## Exercise requirements
Please copy the listing lines from the one containing "title-block: 300医药 8053.28" through the one containing "high-annotation: ←20349.84 (282, 97, 389, 119)", both included, reproducing each line exactly as it appears.

## Data supplied
^^^^^^^^
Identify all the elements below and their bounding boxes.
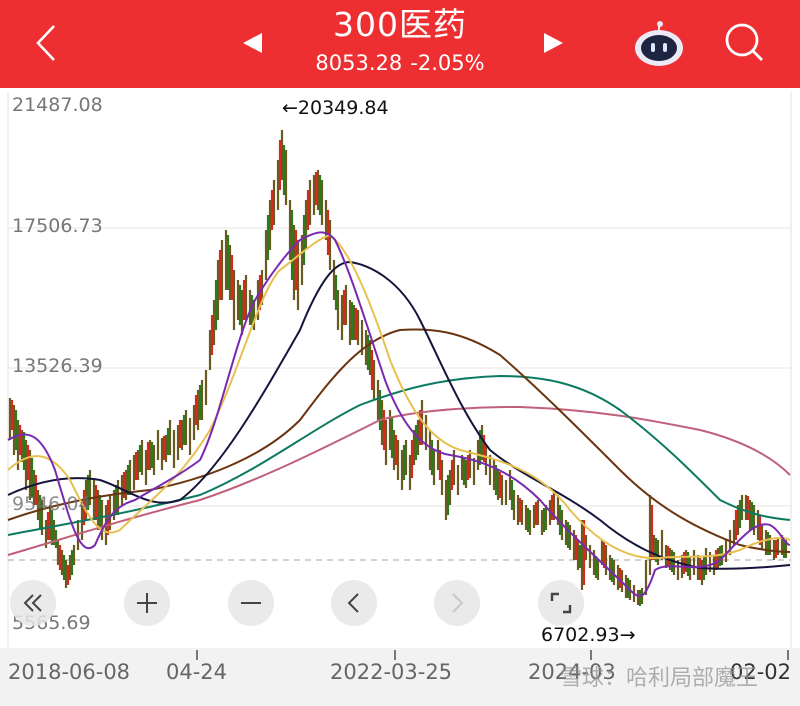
title-block: 300医药 8053.28 -2.05% (0, 4, 800, 80)
fast-back-button[interactable] (10, 580, 56, 626)
ma-purple (7, 231, 791, 597)
watermark: 雪球：哈利局部魔王 (560, 666, 759, 691)
triangle-left-icon (243, 33, 262, 53)
y-axis-label-2: 17506.73 (12, 215, 103, 237)
back-button[interactable] (22, 18, 72, 68)
kline-chart[interactable]: 21487.08 17506.73 13526.39 9546.04 5565.… (0, 88, 800, 648)
y-axis-label-4: 9546.04 (12, 493, 91, 515)
y-axis-label-top: 21487.08 (12, 94, 103, 116)
high-annotation: ←20349.84 (282, 97, 389, 119)
search-icon (725, 23, 763, 61)
assistant-button[interactable] (632, 18, 686, 70)
change-percent: -2.05% (410, 51, 485, 75)
minus-icon (241, 602, 261, 604)
ma-yellow (7, 233, 791, 560)
plus-icon (137, 593, 157, 613)
date-label-2: 04-24 (166, 660, 228, 684)
low-annotation: 6702.93→ (541, 624, 636, 646)
date-tick (196, 650, 198, 660)
date-axis: 2018-06-08 04-24 2022-03-25 2024-03 02-0… (0, 648, 800, 706)
double-chevron-left-icon (23, 594, 42, 612)
zoom-in-button[interactable] (124, 580, 170, 626)
pan-right-button[interactable] (434, 580, 480, 626)
robot-icon (635, 21, 683, 66)
date-label-4: 2024-03 (528, 660, 616, 684)
current-price: 8053.28 (315, 51, 403, 75)
date-tick (787, 650, 789, 660)
pan-left-button[interactable] (331, 580, 377, 626)
previous-stock-button[interactable] (240, 30, 266, 56)
page-title: 300医药 (333, 5, 467, 44)
moving-averages (7, 231, 791, 597)
chevron-right-icon (452, 593, 464, 613)
search-button[interactable] (722, 20, 768, 66)
chevron-left-icon (347, 593, 359, 613)
date-label-3: 2022-03-25 (330, 660, 453, 684)
header-bar: 300医药 8053.28 -2.05% (0, 0, 800, 88)
fullscreen-button[interactable] (538, 580, 584, 626)
fullscreen-icon (550, 592, 572, 614)
date-tick (590, 650, 592, 660)
candles (8, 130, 788, 606)
date-label-end: 02-02 (730, 660, 792, 684)
chart-canvas (7, 92, 792, 648)
price-line: 8053.28 -2.05% (0, 46, 800, 80)
zoom-out-button[interactable] (228, 580, 274, 626)
next-stock-button[interactable] (540, 30, 566, 56)
date-label-start: 2018-06-08 (8, 660, 131, 684)
y-axis-label-3: 13526.39 (12, 355, 103, 377)
chevron-left-icon (36, 25, 55, 61)
ma-navy (7, 260, 791, 570)
triangle-right-icon (544, 33, 563, 53)
date-tick (394, 650, 396, 660)
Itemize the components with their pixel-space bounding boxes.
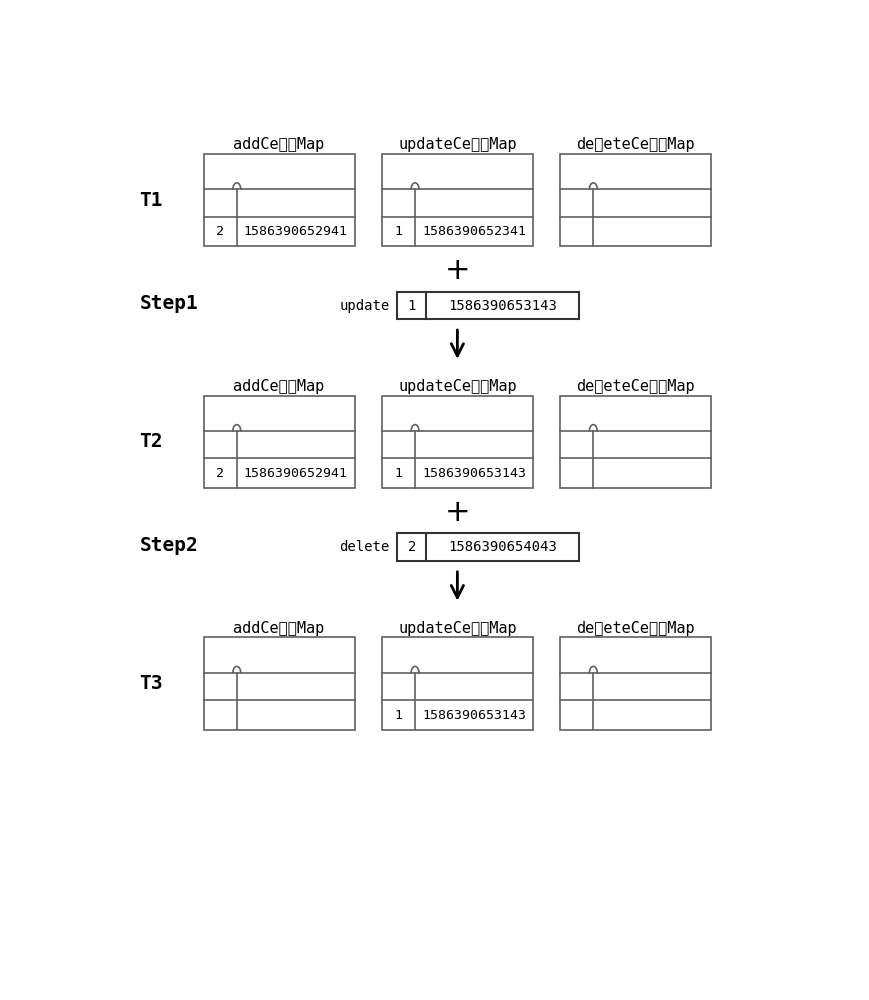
- Text: addCeℓℓMap: addCeℓℓMap: [234, 620, 325, 636]
- Text: T2: T2: [140, 432, 163, 451]
- Text: Step2: Step2: [140, 536, 198, 555]
- Bar: [203, 154, 355, 246]
- Bar: [381, 154, 533, 246]
- Text: 1: 1: [395, 225, 402, 238]
- Text: update: update: [339, 299, 389, 313]
- Text: T1: T1: [140, 191, 163, 210]
- Text: 1586390653143: 1586390653143: [422, 467, 526, 480]
- Text: +: +: [445, 498, 470, 527]
- Bar: [560, 154, 711, 246]
- Text: 1: 1: [408, 299, 416, 313]
- Text: T3: T3: [140, 674, 163, 693]
- Text: +: +: [445, 256, 470, 285]
- Text: addCeℓℓMap: addCeℓℓMap: [234, 137, 325, 152]
- Bar: [560, 637, 711, 730]
- Text: deℓeteCeℓℓMap: deℓeteCeℓℓMap: [576, 137, 695, 152]
- Text: 1586390653143: 1586390653143: [422, 709, 526, 722]
- Text: 2: 2: [216, 225, 224, 238]
- Bar: [381, 396, 533, 488]
- Bar: [203, 396, 355, 488]
- Text: 1586390652941: 1586390652941: [243, 225, 348, 238]
- Text: updateCeℓℓMap: updateCeℓℓMap: [398, 620, 517, 636]
- Bar: [397, 533, 580, 561]
- Text: delete: delete: [339, 540, 389, 554]
- Bar: [381, 637, 533, 730]
- Text: deℓeteCeℓℓMap: deℓeteCeℓℓMap: [576, 620, 695, 636]
- Bar: [560, 396, 711, 488]
- Bar: [203, 637, 355, 730]
- Text: 1586390654043: 1586390654043: [448, 540, 557, 554]
- Text: updateCeℓℓMap: updateCeℓℓMap: [398, 137, 517, 152]
- Text: updateCeℓℓMap: updateCeℓℓMap: [398, 379, 517, 394]
- Text: Step1: Step1: [140, 294, 198, 313]
- Text: 1586390652941: 1586390652941: [243, 467, 348, 480]
- Text: 1: 1: [395, 709, 402, 722]
- Bar: [397, 292, 580, 319]
- Text: 1: 1: [395, 467, 402, 480]
- Text: addCeℓℓMap: addCeℓℓMap: [234, 379, 325, 394]
- Text: 2: 2: [408, 540, 416, 554]
- Text: 2: 2: [216, 467, 224, 480]
- Text: 1586390652341: 1586390652341: [422, 225, 526, 238]
- Text: 1586390653143: 1586390653143: [448, 299, 557, 313]
- Text: deℓeteCeℓℓMap: deℓeteCeℓℓMap: [576, 379, 695, 394]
^^^^^^^^
## Solution to this exercise
title-block: 300医药 8053.28 -2.05% (0, 4, 800, 80)
fast-back-button[interactable] (10, 580, 56, 626)
ma-purple (7, 231, 791, 597)
watermark: 雪球：哈利局部魔王 (560, 666, 759, 691)
triangle-left-icon (243, 33, 262, 53)
y-axis-label-2: 17506.73 (12, 215, 103, 237)
back-button[interactable] (22, 18, 72, 68)
kline-chart[interactable]: 21487.08 17506.73 13526.39 9546.04 5565.… (0, 88, 800, 648)
y-axis-label-4: 9546.04 (12, 493, 91, 515)
y-axis-label-top: 21487.08 (12, 94, 103, 116)
high-annotation: ←20349.84 (282, 97, 389, 119)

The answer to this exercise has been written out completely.